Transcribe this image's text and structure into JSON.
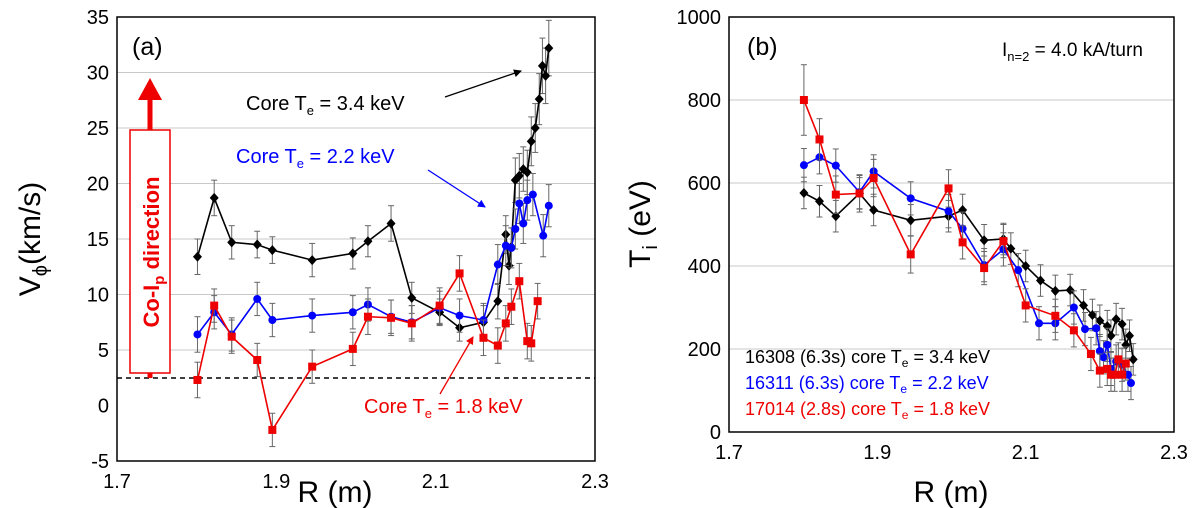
{
  "chart_data": [
    {
      "type": "line",
      "panel_label": "(a)",
      "xlabel": "R (m)",
      "ylabel": "V",
      "ylabel_sub": "ϕ",
      "ylabel_rest": "(km/s)",
      "xlim": [
        1.7,
        2.3
      ],
      "ylim": [
        -5,
        35
      ],
      "xticks": [
        "1.7",
        "1.9",
        "2.1",
        "2.3"
      ],
      "yticks": [
        "-5",
        "0",
        "5",
        "10",
        "15",
        "20",
        "25",
        "30",
        "35"
      ],
      "grid": "horizontal",
      "zero_line": true,
      "direction_label": {
        "pre": "Co-I",
        "sub": "p",
        "post": " direction"
      },
      "annotations": [
        {
          "text": "Core T",
          "sub": "e",
          "rest": " = 3.4 keV",
          "color": "#000000"
        },
        {
          "text": "Core T",
          "sub": "e",
          "rest": " = 2.2 keV",
          "color": "#0000ff"
        },
        {
          "text": "Core T",
          "sub": "e",
          "rest": " = 1.8 keV",
          "color": "#ee0000"
        }
      ],
      "series": [
        {
          "color": "#000000",
          "marker": "diamond",
          "x": [
            1.801,
            1.822,
            1.844,
            1.876,
            1.895,
            1.945,
            1.996,
            2.015,
            2.044,
            2.07,
            2.105,
            2.13,
            2.16,
            2.178,
            2.188,
            2.192,
            2.195,
            2.2,
            2.205,
            2.21,
            2.215,
            2.22,
            2.225,
            2.23,
            2.234,
            2.238,
            2.242
          ],
          "y": [
            13.4,
            18.7,
            14.7,
            14.5,
            14.0,
            13.1,
            13.7,
            14.8,
            16.4,
            9.7,
            8.4,
            7.0,
            7.5,
            9.4,
            15.4,
            12.6,
            14.3,
            20.3,
            20.7,
            21.3,
            21.0,
            23.8,
            25.0,
            27.6,
            30.6,
            29.7,
            32.2
          ],
          "err": [
            1.6,
            1.6,
            1.5,
            1.2,
            1.2,
            1.5,
            1.4,
            1.4,
            1.6,
            1.4,
            1.2,
            1.2,
            1.5,
            1.6,
            1.7,
            1.7,
            1.7,
            2.0,
            2.0,
            2.0,
            2.0,
            2.2,
            2.2,
            2.3,
            2.5,
            2.5,
            2.5
          ]
        },
        {
          "color": "#0000ff",
          "marker": "circle",
          "x": [
            1.801,
            1.822,
            1.844,
            1.876,
            1.895,
            1.945,
            1.996,
            2.015,
            2.044,
            2.07,
            2.105,
            2.13,
            2.16,
            2.178,
            2.188,
            2.195,
            2.2,
            2.205,
            2.21,
            2.215,
            2.222,
            2.235,
            2.242
          ],
          "y": [
            6.4,
            8.4,
            6.4,
            9.6,
            7.7,
            8.1,
            8.4,
            9.1,
            8.0,
            7.5,
            8.8,
            8.1,
            7.7,
            12.7,
            14.4,
            14.2,
            15.9,
            18.2,
            16.4,
            18.5,
            19.0,
            15.3,
            18.0
          ],
          "err": [
            1.6,
            1.5,
            1.5,
            1.5,
            1.5,
            1.5,
            1.5,
            1.5,
            1.5,
            1.5,
            1.5,
            1.5,
            1.5,
            1.8,
            1.8,
            1.8,
            1.8,
            1.8,
            1.8,
            1.8,
            1.9,
            1.9,
            1.9
          ]
        },
        {
          "color": "#ee0000",
          "marker": "square",
          "x": [
            1.801,
            1.822,
            1.844,
            1.876,
            1.895,
            1.945,
            1.996,
            2.015,
            2.044,
            2.07,
            2.105,
            2.13,
            2.16,
            2.178,
            2.188,
            2.195,
            2.205,
            2.215,
            2.22,
            2.228
          ],
          "y": [
            2.3,
            9.0,
            6.2,
            4.1,
            -2.2,
            3.5,
            5.1,
            8.0,
            7.9,
            7.4,
            9.0,
            11.9,
            6.1,
            5.4,
            7.4,
            8.9,
            11.2,
            5.8,
            5.6,
            9.4
          ],
          "err": [
            1.6,
            1.5,
            1.5,
            1.5,
            1.5,
            1.5,
            1.5,
            1.6,
            1.6,
            1.6,
            1.6,
            1.6,
            1.6,
            1.6,
            1.6,
            1.6,
            1.6,
            1.6,
            1.6,
            1.6
          ]
        }
      ]
    },
    {
      "type": "line",
      "panel_label": "(b)",
      "xlabel": "R (m)",
      "ylabel": "T",
      "ylabel_sub": "i",
      "ylabel_rest": " (eV)",
      "xlim": [
        1.7,
        2.3
      ],
      "ylim": [
        0,
        1000
      ],
      "xticks": [
        "1.7",
        "1.9",
        "2.1",
        "2.3"
      ],
      "yticks": [
        "0",
        "200",
        "400",
        "600",
        "800",
        "1000"
      ],
      "grid": "horizontal",
      "current_label": {
        "pre": "I",
        "sub": "n=2",
        "post": " = 4.0 kA/turn"
      },
      "legend_position": "bottom-left",
      "series": [
        {
          "name_pre": "16308 (6.3s) core T",
          "name_sub": "e",
          "name_post": " = 3.4 keV",
          "color": "#000000",
          "marker": "diamond",
          "x": [
            1.801,
            1.822,
            1.844,
            1.876,
            1.895,
            1.945,
            1.996,
            2.015,
            2.044,
            2.07,
            2.08,
            2.1,
            2.12,
            2.14,
            2.16,
            2.178,
            2.19,
            2.2,
            2.21,
            2.215,
            2.222,
            2.23,
            2.235,
            2.24,
            2.245
          ],
          "y": [
            576,
            556,
            520,
            575,
            535,
            510,
            520,
            535,
            462,
            465,
            442,
            400,
            365,
            340,
            342,
            305,
            282,
            268,
            255,
            232,
            272,
            260,
            210,
            232,
            175
          ],
          "err": [
            38,
            38,
            38,
            38,
            38,
            38,
            38,
            38,
            38,
            38,
            38,
            38,
            38,
            38,
            38,
            38,
            38,
            38,
            38,
            38,
            38,
            38,
            38,
            38,
            38
          ]
        },
        {
          "name_pre": "16311 (6.3s) core T",
          "name_sub": "e",
          "name_post": " = 2.2 keV",
          "color": "#0000ff",
          "marker": "circle",
          "x": [
            1.801,
            1.822,
            1.844,
            1.876,
            1.895,
            1.945,
            1.996,
            2.015,
            2.044,
            2.07,
            2.09,
            2.118,
            2.14,
            2.165,
            2.18,
            2.195,
            2.2,
            2.205,
            2.21,
            2.215,
            2.222,
            2.23,
            2.238,
            2.242
          ],
          "y": [
            643,
            662,
            642,
            578,
            628,
            563,
            532,
            490,
            402,
            440,
            390,
            262,
            262,
            300,
            248,
            250,
            195,
            180,
            210,
            152,
            170,
            162,
            138,
            118
          ],
          "err": [
            40,
            40,
            40,
            40,
            40,
            40,
            40,
            40,
            40,
            40,
            40,
            40,
            40,
            40,
            40,
            40,
            40,
            40,
            40,
            40,
            40,
            40,
            40,
            40
          ]
        },
        {
          "name_pre": "17014 (2.8s) core T",
          "name_sub": "e",
          "name_post": " = 1.8 keV",
          "color": "#ee0000",
          "marker": "square",
          "x": [
            1.801,
            1.822,
            1.844,
            1.876,
            1.895,
            1.945,
            1.996,
            2.015,
            2.044,
            2.07,
            2.1,
            2.14,
            2.165,
            2.188,
            2.2,
            2.21,
            2.215,
            2.22,
            2.225,
            2.23,
            2.235
          ],
          "y": [
            800,
            705,
            572,
            575,
            612,
            428,
            587,
            457,
            395,
            460,
            305,
            280,
            245,
            188,
            148,
            152,
            138,
            138,
            175,
            138,
            165
          ],
          "err": [
            85,
            50,
            45,
            45,
            45,
            45,
            45,
            40,
            40,
            40,
            40,
            40,
            40,
            40,
            40,
            40,
            40,
            40,
            40,
            40,
            40
          ]
        }
      ]
    }
  ]
}
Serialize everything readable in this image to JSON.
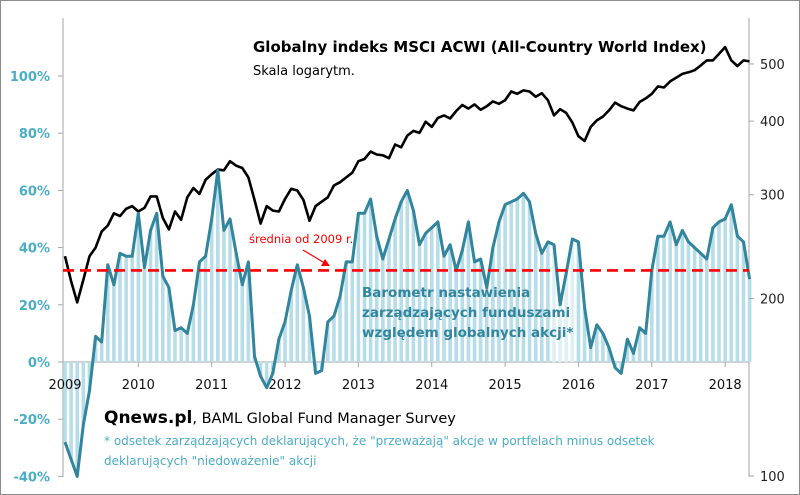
{
  "chart_data": {
    "type": "line",
    "title": "Globalny indeks MSCI ACWI (All-Country World Index)",
    "subtitle": "Skala logarytm.",
    "x_ticks": [
      "2009",
      "2010",
      "2011",
      "2012",
      "2013",
      "2014",
      "2015",
      "2016",
      "2017",
      "2018"
    ],
    "x_range": [
      "2009-01",
      "2018-04"
    ],
    "left_axis": {
      "ticks": [
        "-40%",
        "-20%",
        "0%",
        "20%",
        "40%",
        "60%",
        "80%",
        "100%"
      ],
      "tick_values": [
        -40,
        -20,
        0,
        20,
        40,
        60,
        80,
        100
      ],
      "range": [
        -40,
        110
      ],
      "color": "#4bacc6"
    },
    "right_axis": {
      "scale": "log",
      "ticks": [
        "100",
        "200",
        "300",
        "400",
        "500"
      ],
      "tick_values": [
        100,
        200,
        300,
        400,
        500
      ],
      "range": [
        100,
        560
      ]
    },
    "average_line": {
      "label": "średnia od 2009 r.",
      "value": 32,
      "color": "#ff0000",
      "style": "dashed"
    },
    "series": [
      {
        "name": "Barometr nastawienia zarządzających funduszami względem globalnych akcji*",
        "axis": "left",
        "unit": "%",
        "color": "#31859c",
        "fill_color": "#b7dde8",
        "start": "2009-01",
        "frequency": "monthly",
        "values": [
          -28,
          -34,
          -40,
          -22,
          -10,
          9,
          7,
          34,
          27,
          38,
          37,
          37,
          52,
          33,
          46,
          52,
          30,
          26,
          11,
          12,
          10,
          20,
          35,
          37,
          50,
          67,
          46,
          50,
          38,
          27,
          35,
          2,
          -5,
          -9,
          -4,
          8,
          14,
          25,
          34,
          26,
          16,
          -4,
          -3,
          14,
          16,
          23,
          35,
          35,
          52,
          52,
          57,
          44,
          36,
          43,
          50,
          56,
          60,
          53,
          41,
          45,
          47,
          49,
          37,
          41,
          32,
          39,
          49,
          35,
          36,
          26,
          40,
          49,
          55,
          56,
          57,
          59,
          56,
          45,
          38,
          42,
          41,
          20,
          31,
          43,
          42,
          19,
          5,
          13,
          10,
          5,
          -2,
          -4,
          8,
          3,
          12,
          10,
          32,
          44,
          44,
          49,
          41,
          46,
          42,
          40,
          38,
          36,
          47,
          49,
          50,
          55,
          44,
          42,
          29
        ]
      },
      {
        "name": "MSCI ACWI",
        "axis": "right",
        "color": "#000000",
        "start": "2009-01",
        "frequency": "monthly",
        "values": [
          236,
          214,
          197,
          215,
          236,
          244,
          260,
          266,
          279,
          276,
          284,
          287,
          281,
          285,
          298,
          298,
          274,
          262,
          281,
          272,
          297,
          308,
          301,
          318,
          325,
          331,
          330,
          342,
          336,
          333,
          321,
          294,
          268,
          287,
          282,
          281,
          295,
          307,
          305,
          294,
          271,
          287,
          292,
          297,
          311,
          315,
          321,
          327,
          342,
          345,
          355,
          351,
          350,
          346,
          365,
          361,
          378,
          385,
          382,
          399,
          391,
          405,
          409,
          404,
          416,
          426,
          420,
          427,
          418,
          424,
          432,
          428,
          434,
          449,
          445,
          451,
          449,
          440,
          446,
          434,
          409,
          419,
          413,
          398,
          377,
          370,
          391,
          401,
          407,
          417,
          430,
          424,
          420,
          417,
          431,
          437,
          445,
          458,
          456,
          467,
          474,
          481,
          484,
          488,
          497,
          507,
          507,
          520,
          534,
          507,
          496,
          507,
          505
        ]
      }
    ],
    "annotations": {
      "barometer_label": [
        "Barometr nastawienia",
        "zarządzających funduszami",
        "względem globalnych akcji*"
      ],
      "source_brand": "Qnews.pl",
      "source_text": ", BAML Global Fund Manager Survey",
      "footnote_line1": "* odsetek zarządzających deklarujących, że \"przeważają\"  akcje w portfelach minus odsetek",
      "footnote_line2": "deklarujących \"niedoważenie\" akcji"
    }
  }
}
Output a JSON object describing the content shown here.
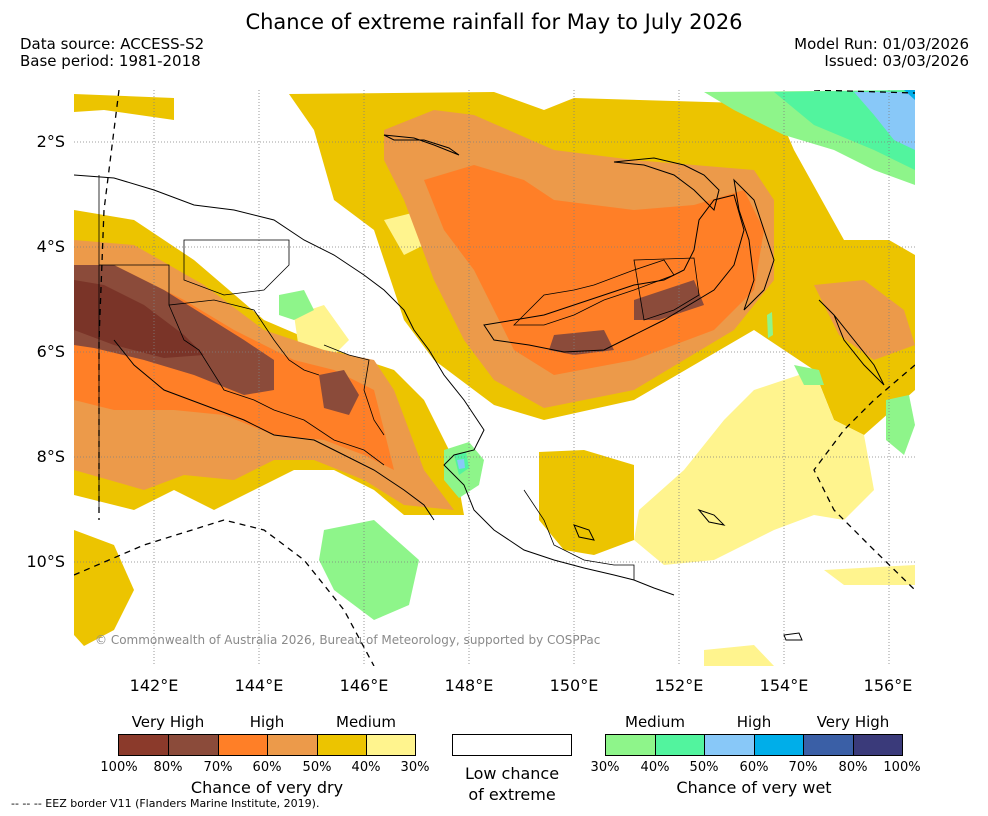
{
  "title": "Chance of extreme rainfall for May to July 2026",
  "meta": {
    "data_source": "Data source: ACCESS-S2",
    "base_period": "Base period: 1981-2018",
    "model_run": "Model Run: 01/03/2026",
    "issued": "Issued: 03/03/2026"
  },
  "axes": {
    "lat_labels": [
      "2°S",
      "4°S",
      "6°S",
      "8°S",
      "10°S"
    ],
    "lon_labels": [
      "142°E",
      "144°E",
      "146°E",
      "148°E",
      "150°E",
      "152°E",
      "154°E",
      "156°E"
    ]
  },
  "copyright": "© Commonwealth of Australia 2026, Bureau of Meteorology, supported by COSPPac",
  "legend": {
    "dry": {
      "categories": [
        "Very High",
        "High",
        "Medium"
      ],
      "ticks": [
        "100%",
        "80%",
        "70%",
        "60%",
        "50%",
        "40%",
        "30%"
      ],
      "caption": "Chance of very dry",
      "colors": [
        "#8b3a2b",
        "#8b4b3a",
        "#ff7f27",
        "#ec9a4a",
        "#ecc400",
        "#fff48e"
      ]
    },
    "none": {
      "line1": "Low chance",
      "line2": "of extreme",
      "color": "#ffffff"
    },
    "wet": {
      "categories": [
        "Medium",
        "High",
        "Very High"
      ],
      "ticks": [
        "30%",
        "40%",
        "50%",
        "60%",
        "70%",
        "80%",
        "100%"
      ],
      "caption": "Chance of very wet",
      "colors": [
        "#8ef58a",
        "#52f49e",
        "#88c8f8",
        "#00aee9",
        "#3a5fa6",
        "#3a3a7a"
      ]
    }
  },
  "eez_note": "--  --  -- EEZ border V11 (Flanders Marine Institute, 2019)."
}
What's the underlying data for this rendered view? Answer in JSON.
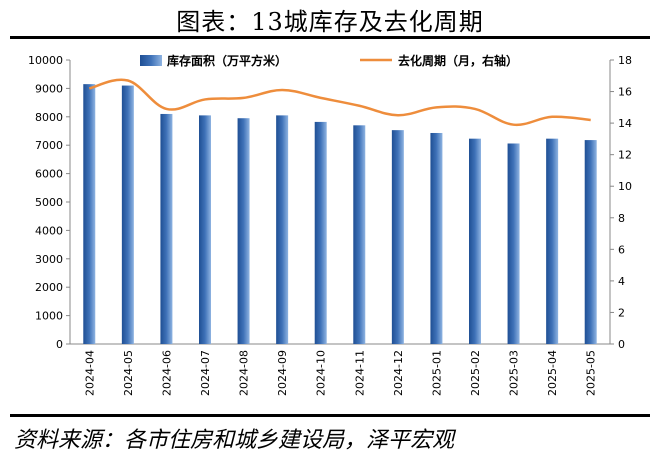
{
  "figure": {
    "title": "图表：13城库存及去化周期",
    "source": "资料来源：各市住房和城乡建设局，泽平宏观"
  },
  "chart_data": {
    "type": "bar",
    "categories": [
      "2024-04",
      "2024-05",
      "2024-06",
      "2024-07",
      "2024-08",
      "2024-09",
      "2024-10",
      "2024-11",
      "2024-12",
      "2025-01",
      "2025-02",
      "2025-03",
      "2025-04",
      "2025-05"
    ],
    "series": [
      {
        "name": "库存面积（万平方米）",
        "type": "bar",
        "axis": "left",
        "color": "#3f72b8",
        "values": [
          9150,
          9100,
          8100,
          8050,
          7950,
          8050,
          7820,
          7700,
          7530,
          7430,
          7230,
          7060,
          7230,
          7180
        ]
      },
      {
        "name": "去化周期（月，右轴）",
        "type": "line",
        "axis": "right",
        "color": "#ee8d3c",
        "values": [
          16.2,
          16.7,
          14.9,
          15.5,
          15.6,
          16.1,
          15.6,
          15.1,
          14.5,
          15.0,
          14.9,
          13.9,
          14.4,
          14.2
        ]
      }
    ],
    "y_left": {
      "min": 0,
      "max": 10000,
      "ticks": [
        0,
        1000,
        2000,
        3000,
        4000,
        5000,
        6000,
        7000,
        8000,
        9000,
        10000
      ]
    },
    "y_right": {
      "min": 0,
      "max": 18,
      "ticks": [
        0,
        2,
        4,
        6,
        8,
        10,
        12,
        14,
        16,
        18
      ]
    },
    "grid": false,
    "legend_position": "top"
  }
}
-- -- --
| TO BE DONE |
From the line containing "What's the underlying" to the end of the data above, give those lines again verbatim, with both endpoints included and no images.

| THE ANSWER |
What's the underlying data for this rendered view? Answer in JSON.
{
  "figure": {
    "title": "图表：13城库存及去化周期",
    "source": "资料来源：各市住房和城乡建设局，泽平宏观"
  },
  "chart_data": {
    "type": "bar",
    "categories": [
      "2024-04",
      "2024-05",
      "2024-06",
      "2024-07",
      "2024-08",
      "2024-09",
      "2024-10",
      "2024-11",
      "2024-12",
      "2025-01",
      "2025-02",
      "2025-03",
      "2025-04",
      "2025-05"
    ],
    "series": [
      {
        "name": "库存面积（万平方米）",
        "type": "bar",
        "axis": "left",
        "color": "#3f72b8",
        "values": [
          9150,
          9100,
          8100,
          8050,
          7950,
          8050,
          7820,
          7700,
          7530,
          7430,
          7230,
          7060,
          7230,
          7180
        ]
      },
      {
        "name": "去化周期（月，右轴）",
        "type": "line",
        "axis": "right",
        "color": "#ee8d3c",
        "values": [
          16.2,
          16.7,
          14.9,
          15.5,
          15.6,
          16.1,
          15.6,
          15.1,
          14.5,
          15.0,
          14.9,
          13.9,
          14.4,
          14.2
        ]
      }
    ],
    "y_left": {
      "min": 0,
      "max": 10000,
      "ticks": [
        0,
        1000,
        2000,
        3000,
        4000,
        5000,
        6000,
        7000,
        8000,
        9000,
        10000
      ]
    },
    "y_right": {
      "min": 0,
      "max": 18,
      "ticks": [
        0,
        2,
        4,
        6,
        8,
        10,
        12,
        14,
        16,
        18
      ]
    },
    "grid": false,
    "legend_position": "top"
  }
}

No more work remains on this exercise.